▶ **PROBLEM**:
Output each line exactly as it appears, skipping any embedded picture.

□ □ □ □

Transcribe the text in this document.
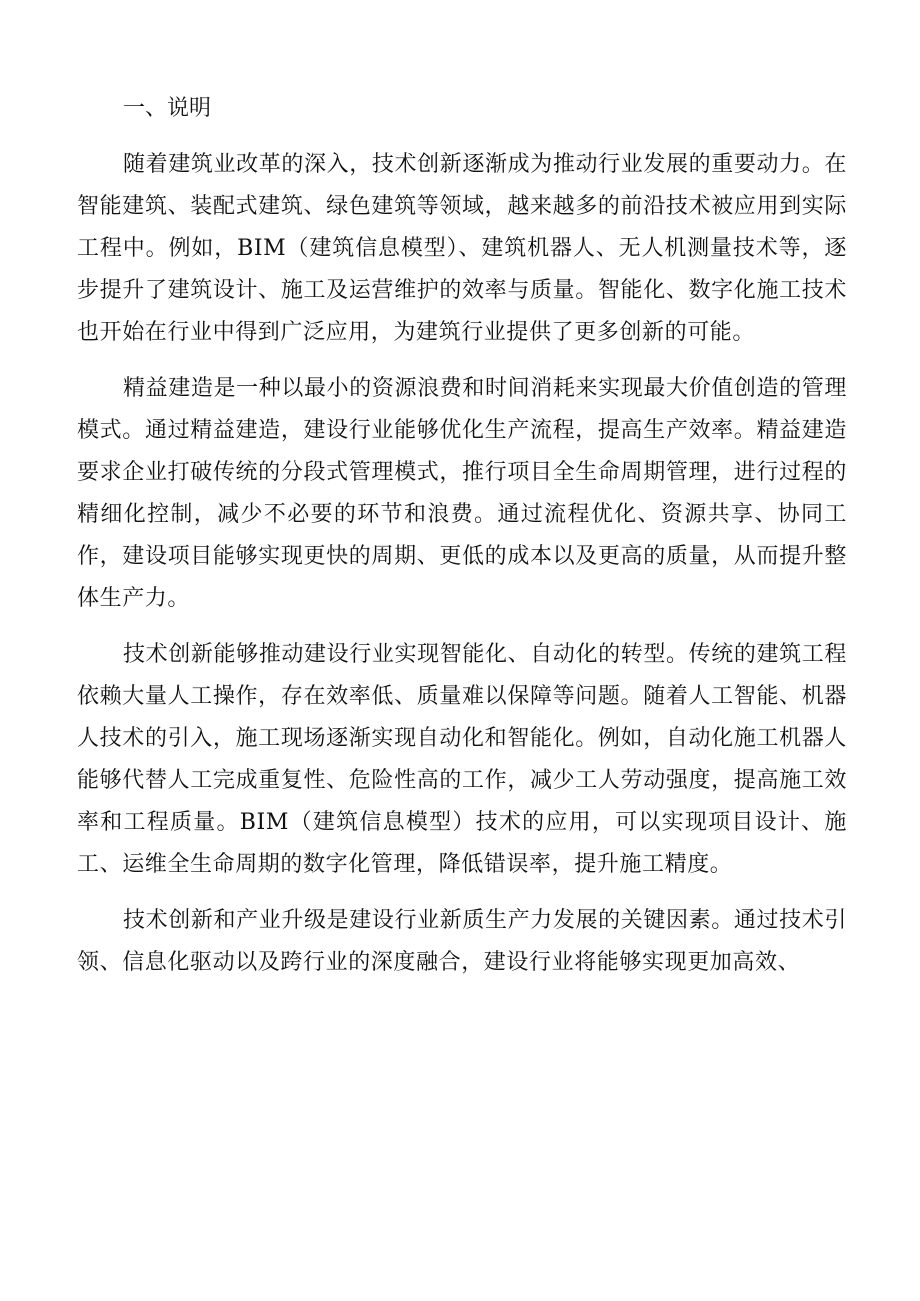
一、说明

随着建筑业改革的深入，技术创新逐渐成为推动行业发展的重要动力。在智能建筑、装配式建筑、绿色建筑等领域，越来越多的前沿技术被应用到实际工程中。例如，BIM（建筑信息模型）、建筑机器人、无人机测量技术等，逐步提升了建筑设计、施工及运营维护的效率与质量。智能化、数字化施工技术也开始在行业中得到广泛应用，为建筑行业提供了更多创新的可能。

精益建造是一种以最小的资源浪费和时间消耗来实现最大价值创造的管理模式。通过精益建造，建设行业能够优化生产流程，提高生产效率。精益建造要求企业打破传统的分段式管理模式，推行项目全生命周期管理，进行过程的精细化控制，减少不必要的环节和浪费。通过流程优化、资源共享、协同工作，建设项目能够实现更快的周期、更低的成本以及更高的质量，从而提升整体生产力。

技术创新能够推动建设行业实现智能化、自动化的转型。传统的建筑工程依赖大量人工操作，存在效率低、质量难以保障等问题。随着人工智能、机器人技术的引入，施工现场逐渐实现自动化和智能化。例如，自动化施工机器人能够代替人工完成重复性、危险性高的工作，减少工人劳动强度，提高施工效率和工程质量。BIM（建筑信息模型）技术的应用，可以实现项目设计、施工、运维全生命周期的数字化管理，降低错误率，提升施工精度。

技术创新和产业升级是建设行业新质生产力发展的关键因素。通过技术引领、信息化驱动以及跨行业的深度融合，建设行业将能够实现更加高效、
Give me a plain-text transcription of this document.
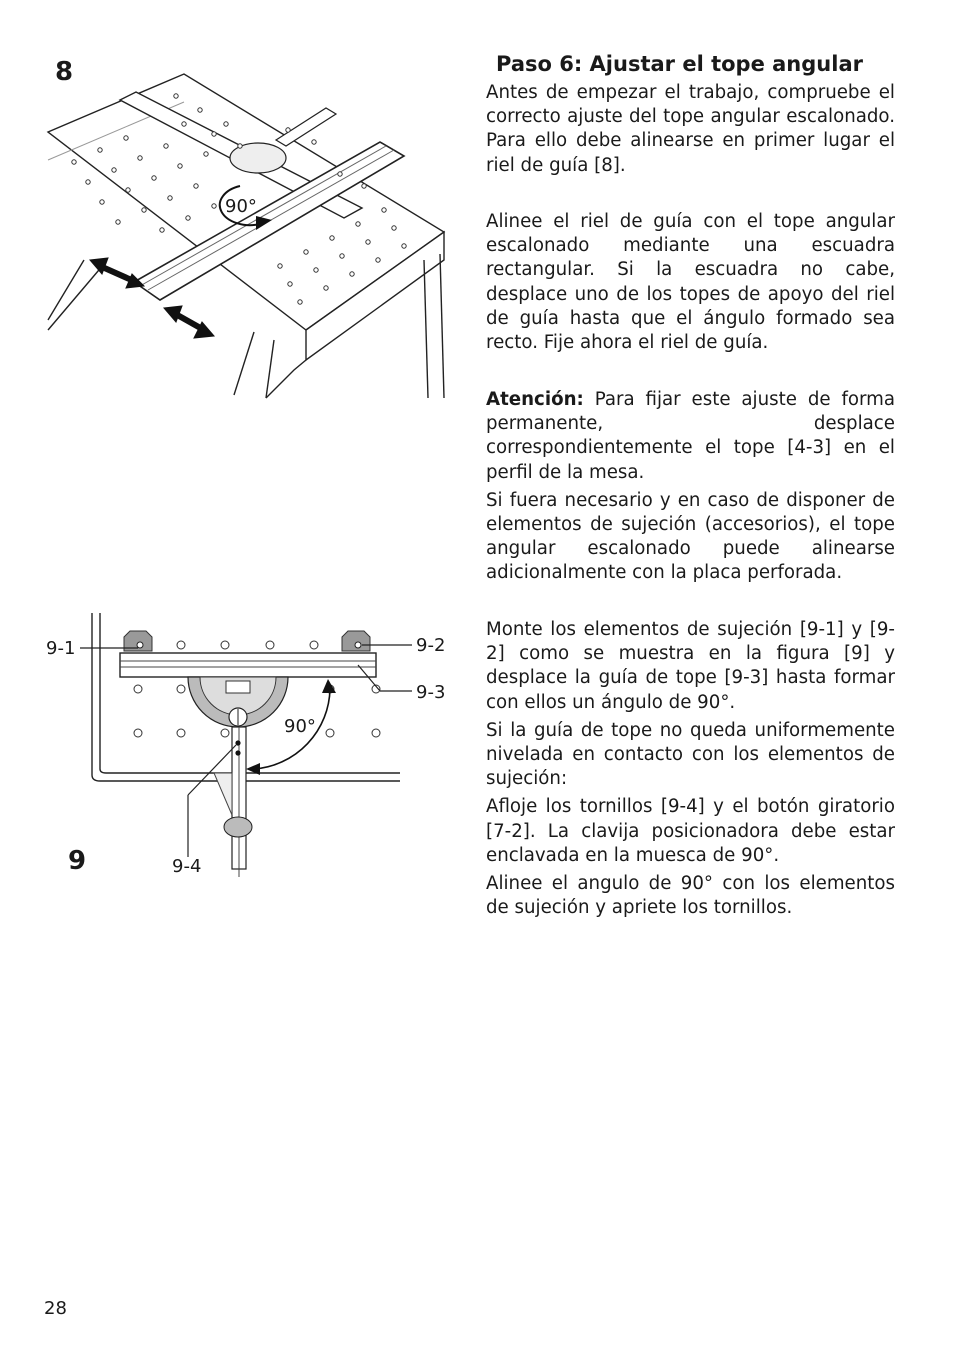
8
90°
9
90°
9-1	9-2
9-3
9-4
Paso 6: Ajustar el tope angular

Antes de empezar el trabajo, compruebe el correcto ajuste del tope angular escalonado. Para ello debe alinearse en primer lugar el riel de guía [8].

Alinee el riel de guía con el tope angular escalonado mediante una escuadra rectangular. Si la escuadra no cabe, desplace uno de los topes de apoyo del riel de guía hasta que el ángulo formado sea recto. Fije ahora el riel de guía.

Atención: Para fijar este ajuste de forma permanente, desplace correspondientemente el tope [4-3] en el perfil de la mesa.

Si fuera necesario y en caso de disponer de elementos de sujeción (accesorios), el tope angular escalonado puede alinearse adicionalmente con la placa perforada.

Monte los elementos de sujeción [9-1] y [9-2] como se muestra en la figura [9] y desplace la guía de tope [9-3] hasta formar con ellos un ángulo de 90°.

Si la guía de tope no queda uniformemente nivelada en contacto con los elementos de sujeción:

Afloje los tornillos [9-4] y el botón giratorio [7-2]. La clavija posicionadora debe estar enclavada en la muesca de 90°.

Alinee el angulo de 90° con los elementos de sujeción y apriete los tornillos.

28
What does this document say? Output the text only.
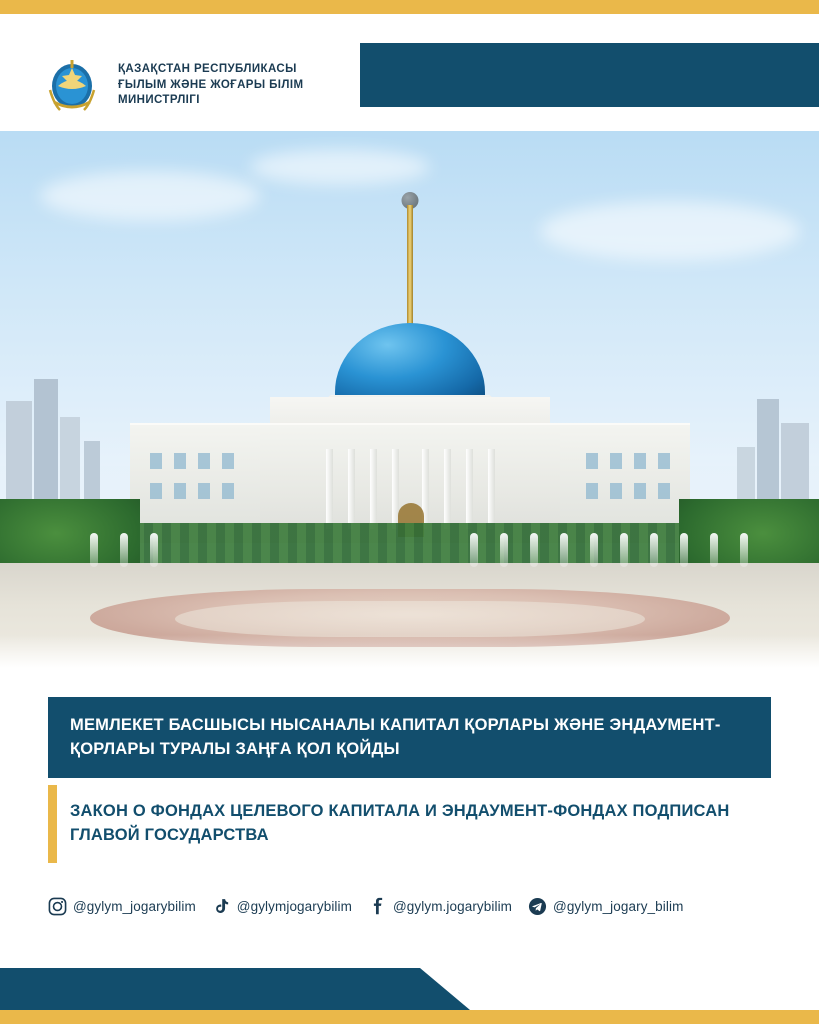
ҚАЗАҚСТАН РЕСПУБЛИКАСЫ ҒЫЛЫМ ЖӘНЕ ЖОҒАРЫ БІЛІМ МИНИСТРЛІГІ
МЕМЛЕКЕТ БАСШЫСЫ НЫСАНАЛЫ КАПИТАЛ ҚОРЛАРЫ ЖӘНЕ ЭНДАУМЕНТ-ҚОРЛАРЫ ТУРАЛЫ ЗАҢҒА ҚОЛ ҚОЙДЫ
ЗАКОН О ФОНДАХ ЦЕЛЕВОГО КАПИТАЛА И ЭНДАУМЕНТ-ФОНДАХ ПОДПИСАН ГЛАВОЙ ГОСУДАРСТВА
@gylym_jogarybilim	@gylymjogarybilim	@gylym.jogarybilim	@gylym_jogary_bilim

□ □ □ □

▶ **SOLUTION TO THIS TASK**:
Transcribe the text in this document.
一、说明

随着建筑业改革的深入，技术创新逐渐成为推动行业发展的重要动力。在智能建筑、装配式建筑、绿色建筑等领域，越来越多的前沿技术被应用到实际工程中。例如，BIM（建筑信息模型）、建筑机器人、无人机测量技术等，逐步提升了建筑设计、施工及运营维护的效率与质量。智能化、数字化施工技术也开始在行业中得到广泛应用，为建筑行业提供了更多创新的可能。

精益建造是一种以最小的资源浪费和时间消耗来实现最大价值创造的管理模式。通过精益建造，建设行业能够优化生产流程，提高生产效率。精益建造要求企业打破传统的分段式管理模式，推行项目全生命周期管理，进行过程的精细化控制，减少不必要的环节和浪费。通过流程优化、资源共享、协同工作，建设项目能够实现更快的周期、更低的成本以及更高的质量，从而提升整体生产力。

技术创新能够推动建设行业实现智能化、自动化的转型。传统的建筑工程依赖大量人工操作，存在效率低、质量难以保障等问题。随着人工智能、机器人技术的引入，施工现场逐渐实现自动化和智能化。例如，自动化施工机器人能够代替人工完成重复性、危险性高的工作，减少工人劳动强度，提高施工效率和工程质量。BIM（建筑信息模型）技术的应用，可以实现项目设计、施工、运维全生命周期的数字化管理，降低错误率，提升施工精度。

技术创新和产业升级是建设行业新质生产力发展的关键因素。通过技术引领、信息化驱动以及跨行业的深度融合，建设行业将能够实现更加高效、
Give me a plain-text transcription of this document.
8
90°
9
90°
9-1	9-2
9-3
9-4
Paso 6: Ajustar el tope angular

Antes de empezar el trabajo, compruebe el correcto ajuste del tope angular escalonado. Para ello debe alinearse en primer lugar el riel de guía [8].

Alinee el riel de guía con el tope angular escalonado mediante una escuadra rectangular. Si la escuadra no cabe, desplace uno de los topes de apoyo del riel de guía hasta que el ángulo formado sea recto. Fije ahora el riel de guía.

Atención: Para fijar este ajuste de forma permanente, desplace correspondientemente el tope [4-3] en el perfil de la mesa.

Si fuera necesario y en caso de disponer de elementos de sujeción (accesorios), el tope angular escalonado puede alinearse adicionalmente con la placa perforada.

Monte los elementos de sujeción [9-1] y [9-2] como se muestra en la figura [9] y desplace la guía de tope [9-3] hasta formar con ellos un ángulo de 90°.

Si la guía de tope no queda uniformemente nivelada en contacto con los elementos de sujeción:

Afloje los tornillos [9-4] y el botón giratorio [7-2]. La clavija posicionadora debe estar enclavada en la muesca de 90°.

Alinee el angulo de 90° con los elementos de sujeción y apriete los tornillos.

28
What does this document say? Output the text only.
ҚАЗАҚСТАН РЕСПУБЛИКАСЫ ҒЫЛЫМ ЖӘНЕ ЖОҒАРЫ БІЛІМ МИНИСТРЛІГІ
МЕМЛЕКЕТ БАСШЫСЫ НЫСАНАЛЫ КАПИТАЛ ҚОРЛАРЫ ЖӘНЕ ЭНДАУМЕНТ-ҚОРЛАРЫ ТУРАЛЫ ЗАҢҒА ҚОЛ ҚОЙДЫ
ЗАКОН О ФОНДАХ ЦЕЛЕВОГО КАПИТАЛА И ЭНДАУМЕНТ-ФОНДАХ ПОДПИСАН ГЛАВОЙ ГОСУДАРСТВА
@gylym_jogarybilim	@gylymjogarybilim	@gylym.jogarybilim	@gylym_jogary_bilim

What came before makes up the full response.